■ **What is required**
Reproduce each line bearing the word "xlabel".

■ **Input for this task**

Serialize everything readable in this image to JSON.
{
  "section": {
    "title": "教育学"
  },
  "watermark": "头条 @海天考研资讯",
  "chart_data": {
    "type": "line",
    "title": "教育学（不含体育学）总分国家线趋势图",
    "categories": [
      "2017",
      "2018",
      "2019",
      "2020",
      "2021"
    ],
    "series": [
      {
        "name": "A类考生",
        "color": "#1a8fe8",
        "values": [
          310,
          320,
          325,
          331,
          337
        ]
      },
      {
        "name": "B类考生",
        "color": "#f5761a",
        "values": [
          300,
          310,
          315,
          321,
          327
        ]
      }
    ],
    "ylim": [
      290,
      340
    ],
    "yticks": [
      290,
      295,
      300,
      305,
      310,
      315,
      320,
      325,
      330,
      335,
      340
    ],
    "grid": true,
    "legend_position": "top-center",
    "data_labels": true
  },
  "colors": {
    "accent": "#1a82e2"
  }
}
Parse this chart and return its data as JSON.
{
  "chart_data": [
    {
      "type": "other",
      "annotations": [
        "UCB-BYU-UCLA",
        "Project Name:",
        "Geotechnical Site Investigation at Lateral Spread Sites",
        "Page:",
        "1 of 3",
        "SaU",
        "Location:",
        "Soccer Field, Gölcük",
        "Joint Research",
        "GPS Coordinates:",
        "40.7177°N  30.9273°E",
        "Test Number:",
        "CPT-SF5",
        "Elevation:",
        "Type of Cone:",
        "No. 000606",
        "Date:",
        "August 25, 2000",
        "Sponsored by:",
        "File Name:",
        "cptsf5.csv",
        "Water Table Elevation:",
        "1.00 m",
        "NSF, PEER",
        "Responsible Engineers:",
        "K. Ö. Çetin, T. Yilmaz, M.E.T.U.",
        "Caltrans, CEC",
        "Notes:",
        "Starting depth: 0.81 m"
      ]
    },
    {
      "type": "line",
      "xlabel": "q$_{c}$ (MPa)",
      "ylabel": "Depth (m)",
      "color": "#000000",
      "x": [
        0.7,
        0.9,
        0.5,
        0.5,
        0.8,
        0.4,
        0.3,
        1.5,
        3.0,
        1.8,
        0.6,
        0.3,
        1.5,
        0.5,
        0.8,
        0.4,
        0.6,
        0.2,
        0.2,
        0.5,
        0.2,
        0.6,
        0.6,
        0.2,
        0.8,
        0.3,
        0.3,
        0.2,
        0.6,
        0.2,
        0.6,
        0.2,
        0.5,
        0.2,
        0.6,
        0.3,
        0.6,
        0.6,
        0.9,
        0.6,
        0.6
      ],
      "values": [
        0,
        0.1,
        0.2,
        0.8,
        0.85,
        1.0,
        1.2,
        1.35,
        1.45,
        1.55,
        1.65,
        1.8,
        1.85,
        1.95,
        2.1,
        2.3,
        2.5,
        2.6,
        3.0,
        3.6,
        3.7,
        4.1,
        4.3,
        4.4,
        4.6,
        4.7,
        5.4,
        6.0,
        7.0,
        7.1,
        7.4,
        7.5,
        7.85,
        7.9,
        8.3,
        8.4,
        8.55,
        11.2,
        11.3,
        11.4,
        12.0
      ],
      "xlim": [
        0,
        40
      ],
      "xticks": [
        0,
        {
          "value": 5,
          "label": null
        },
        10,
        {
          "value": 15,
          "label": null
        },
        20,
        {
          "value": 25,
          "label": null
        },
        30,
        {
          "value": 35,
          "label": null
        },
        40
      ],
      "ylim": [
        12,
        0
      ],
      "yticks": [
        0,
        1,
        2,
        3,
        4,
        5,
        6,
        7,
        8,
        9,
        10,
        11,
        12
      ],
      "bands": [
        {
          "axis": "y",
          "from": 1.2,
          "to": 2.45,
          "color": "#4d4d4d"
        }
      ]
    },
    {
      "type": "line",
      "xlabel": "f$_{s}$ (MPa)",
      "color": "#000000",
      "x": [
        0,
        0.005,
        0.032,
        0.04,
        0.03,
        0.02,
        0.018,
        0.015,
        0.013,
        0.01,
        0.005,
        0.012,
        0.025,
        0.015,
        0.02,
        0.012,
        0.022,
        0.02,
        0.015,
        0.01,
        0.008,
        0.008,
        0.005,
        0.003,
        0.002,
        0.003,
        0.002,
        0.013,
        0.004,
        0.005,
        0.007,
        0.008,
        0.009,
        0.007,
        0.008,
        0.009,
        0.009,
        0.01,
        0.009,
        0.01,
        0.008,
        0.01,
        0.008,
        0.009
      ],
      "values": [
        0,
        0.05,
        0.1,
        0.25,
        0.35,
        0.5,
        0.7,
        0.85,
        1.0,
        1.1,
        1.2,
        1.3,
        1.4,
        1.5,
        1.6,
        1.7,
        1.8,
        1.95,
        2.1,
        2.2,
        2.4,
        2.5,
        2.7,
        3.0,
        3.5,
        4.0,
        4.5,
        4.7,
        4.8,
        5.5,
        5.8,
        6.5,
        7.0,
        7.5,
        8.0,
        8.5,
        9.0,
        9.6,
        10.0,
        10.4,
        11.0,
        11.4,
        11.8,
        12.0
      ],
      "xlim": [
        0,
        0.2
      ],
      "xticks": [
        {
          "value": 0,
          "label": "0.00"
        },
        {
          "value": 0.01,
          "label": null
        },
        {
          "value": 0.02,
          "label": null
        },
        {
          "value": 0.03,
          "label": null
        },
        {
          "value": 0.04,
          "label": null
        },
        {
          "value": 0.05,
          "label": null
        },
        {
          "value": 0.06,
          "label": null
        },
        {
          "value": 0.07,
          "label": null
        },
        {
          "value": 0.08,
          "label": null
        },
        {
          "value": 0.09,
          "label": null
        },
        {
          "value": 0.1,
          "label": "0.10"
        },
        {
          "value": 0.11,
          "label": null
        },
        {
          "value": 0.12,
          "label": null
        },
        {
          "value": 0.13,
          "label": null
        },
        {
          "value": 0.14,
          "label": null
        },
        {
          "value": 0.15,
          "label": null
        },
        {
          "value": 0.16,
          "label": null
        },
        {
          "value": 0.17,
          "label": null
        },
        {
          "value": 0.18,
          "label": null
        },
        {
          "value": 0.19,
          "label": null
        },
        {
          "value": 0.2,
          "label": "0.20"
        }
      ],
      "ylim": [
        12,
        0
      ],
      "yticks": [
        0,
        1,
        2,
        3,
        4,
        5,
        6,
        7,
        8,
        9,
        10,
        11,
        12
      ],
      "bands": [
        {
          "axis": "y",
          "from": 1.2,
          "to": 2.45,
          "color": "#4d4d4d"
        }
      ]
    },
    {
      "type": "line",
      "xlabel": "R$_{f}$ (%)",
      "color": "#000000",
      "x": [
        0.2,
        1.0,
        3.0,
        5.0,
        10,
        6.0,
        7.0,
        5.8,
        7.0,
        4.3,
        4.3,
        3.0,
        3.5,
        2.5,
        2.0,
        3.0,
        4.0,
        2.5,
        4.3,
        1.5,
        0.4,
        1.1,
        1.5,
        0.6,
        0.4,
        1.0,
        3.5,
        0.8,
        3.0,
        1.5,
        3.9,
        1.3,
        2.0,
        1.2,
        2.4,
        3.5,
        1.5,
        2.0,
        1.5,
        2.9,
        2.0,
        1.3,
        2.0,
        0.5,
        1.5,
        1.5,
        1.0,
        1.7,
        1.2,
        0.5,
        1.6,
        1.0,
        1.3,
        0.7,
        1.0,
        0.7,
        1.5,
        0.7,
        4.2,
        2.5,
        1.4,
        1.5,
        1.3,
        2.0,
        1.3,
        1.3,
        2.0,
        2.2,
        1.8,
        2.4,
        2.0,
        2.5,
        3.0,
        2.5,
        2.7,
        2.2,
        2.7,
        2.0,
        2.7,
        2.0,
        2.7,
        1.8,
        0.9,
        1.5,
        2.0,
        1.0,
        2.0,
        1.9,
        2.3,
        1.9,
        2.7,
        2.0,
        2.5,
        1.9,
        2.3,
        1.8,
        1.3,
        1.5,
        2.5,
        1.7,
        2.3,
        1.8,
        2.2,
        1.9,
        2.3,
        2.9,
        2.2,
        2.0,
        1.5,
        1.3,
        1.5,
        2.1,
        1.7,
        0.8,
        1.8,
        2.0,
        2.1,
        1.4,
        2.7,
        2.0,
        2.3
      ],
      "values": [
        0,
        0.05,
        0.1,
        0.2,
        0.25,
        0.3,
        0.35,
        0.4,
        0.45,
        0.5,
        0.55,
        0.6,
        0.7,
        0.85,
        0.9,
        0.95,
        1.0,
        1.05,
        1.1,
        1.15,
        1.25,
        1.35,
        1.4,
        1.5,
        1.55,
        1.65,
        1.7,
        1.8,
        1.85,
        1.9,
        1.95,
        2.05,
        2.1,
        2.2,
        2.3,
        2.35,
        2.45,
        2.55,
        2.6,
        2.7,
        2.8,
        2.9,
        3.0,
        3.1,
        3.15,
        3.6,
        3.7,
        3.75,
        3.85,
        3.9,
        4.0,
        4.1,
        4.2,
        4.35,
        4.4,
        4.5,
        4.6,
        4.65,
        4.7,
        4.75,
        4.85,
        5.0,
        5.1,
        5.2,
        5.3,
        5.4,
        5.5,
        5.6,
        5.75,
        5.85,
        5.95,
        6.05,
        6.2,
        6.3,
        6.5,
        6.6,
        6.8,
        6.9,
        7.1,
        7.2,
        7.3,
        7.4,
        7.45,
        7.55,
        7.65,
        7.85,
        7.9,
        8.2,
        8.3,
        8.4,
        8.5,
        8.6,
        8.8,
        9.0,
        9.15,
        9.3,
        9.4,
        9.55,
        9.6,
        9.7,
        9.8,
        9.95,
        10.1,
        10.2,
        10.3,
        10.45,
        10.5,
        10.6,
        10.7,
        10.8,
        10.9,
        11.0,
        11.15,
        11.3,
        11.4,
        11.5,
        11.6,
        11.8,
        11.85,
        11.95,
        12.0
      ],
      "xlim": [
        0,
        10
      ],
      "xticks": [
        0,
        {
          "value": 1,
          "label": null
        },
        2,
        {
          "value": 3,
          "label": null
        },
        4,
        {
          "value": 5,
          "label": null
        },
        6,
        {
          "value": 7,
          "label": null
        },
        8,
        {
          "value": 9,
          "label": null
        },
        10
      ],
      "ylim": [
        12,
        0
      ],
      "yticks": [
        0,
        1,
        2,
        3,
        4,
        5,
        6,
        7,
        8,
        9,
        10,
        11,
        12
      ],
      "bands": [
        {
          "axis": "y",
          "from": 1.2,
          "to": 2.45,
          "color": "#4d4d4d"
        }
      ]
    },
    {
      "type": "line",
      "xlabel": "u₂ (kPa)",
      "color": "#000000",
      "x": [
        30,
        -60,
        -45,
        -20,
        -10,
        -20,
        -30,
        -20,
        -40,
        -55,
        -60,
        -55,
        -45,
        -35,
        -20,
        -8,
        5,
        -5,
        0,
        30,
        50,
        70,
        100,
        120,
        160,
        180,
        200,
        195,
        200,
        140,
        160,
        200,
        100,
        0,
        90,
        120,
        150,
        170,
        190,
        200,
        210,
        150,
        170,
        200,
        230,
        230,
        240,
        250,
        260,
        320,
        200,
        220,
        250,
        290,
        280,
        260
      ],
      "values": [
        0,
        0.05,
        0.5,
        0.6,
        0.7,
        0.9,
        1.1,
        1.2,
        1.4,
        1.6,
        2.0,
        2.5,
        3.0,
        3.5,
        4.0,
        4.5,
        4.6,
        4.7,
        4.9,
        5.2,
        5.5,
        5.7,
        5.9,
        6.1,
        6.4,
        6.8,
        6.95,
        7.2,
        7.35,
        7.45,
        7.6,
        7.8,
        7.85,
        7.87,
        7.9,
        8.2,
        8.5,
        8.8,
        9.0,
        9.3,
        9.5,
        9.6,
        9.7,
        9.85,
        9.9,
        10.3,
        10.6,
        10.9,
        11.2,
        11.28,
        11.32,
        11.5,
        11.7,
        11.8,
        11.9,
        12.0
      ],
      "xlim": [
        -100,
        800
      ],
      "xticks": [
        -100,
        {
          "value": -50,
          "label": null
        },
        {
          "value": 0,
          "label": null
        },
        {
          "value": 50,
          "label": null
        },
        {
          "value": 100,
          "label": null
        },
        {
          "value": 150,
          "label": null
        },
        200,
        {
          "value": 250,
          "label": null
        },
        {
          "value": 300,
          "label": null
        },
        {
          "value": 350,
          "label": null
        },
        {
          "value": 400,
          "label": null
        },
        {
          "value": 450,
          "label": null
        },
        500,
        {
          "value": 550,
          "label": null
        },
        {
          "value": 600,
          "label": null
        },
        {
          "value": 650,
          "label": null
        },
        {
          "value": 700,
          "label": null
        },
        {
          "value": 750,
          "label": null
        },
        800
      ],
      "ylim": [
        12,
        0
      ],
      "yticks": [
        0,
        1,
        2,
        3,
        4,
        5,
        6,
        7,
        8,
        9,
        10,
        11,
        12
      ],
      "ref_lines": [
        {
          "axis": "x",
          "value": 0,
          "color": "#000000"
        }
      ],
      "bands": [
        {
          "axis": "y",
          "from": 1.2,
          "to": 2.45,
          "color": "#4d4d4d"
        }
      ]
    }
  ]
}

■ **Result of this task**
      "xlabel": "q$_{c}$ (MPa)",
      "xlabel": "f$_{s}$ (MPa)",
      "xlabel": "R$_{f}$ (%)",
      "xlabel": "u₂ (kPa)",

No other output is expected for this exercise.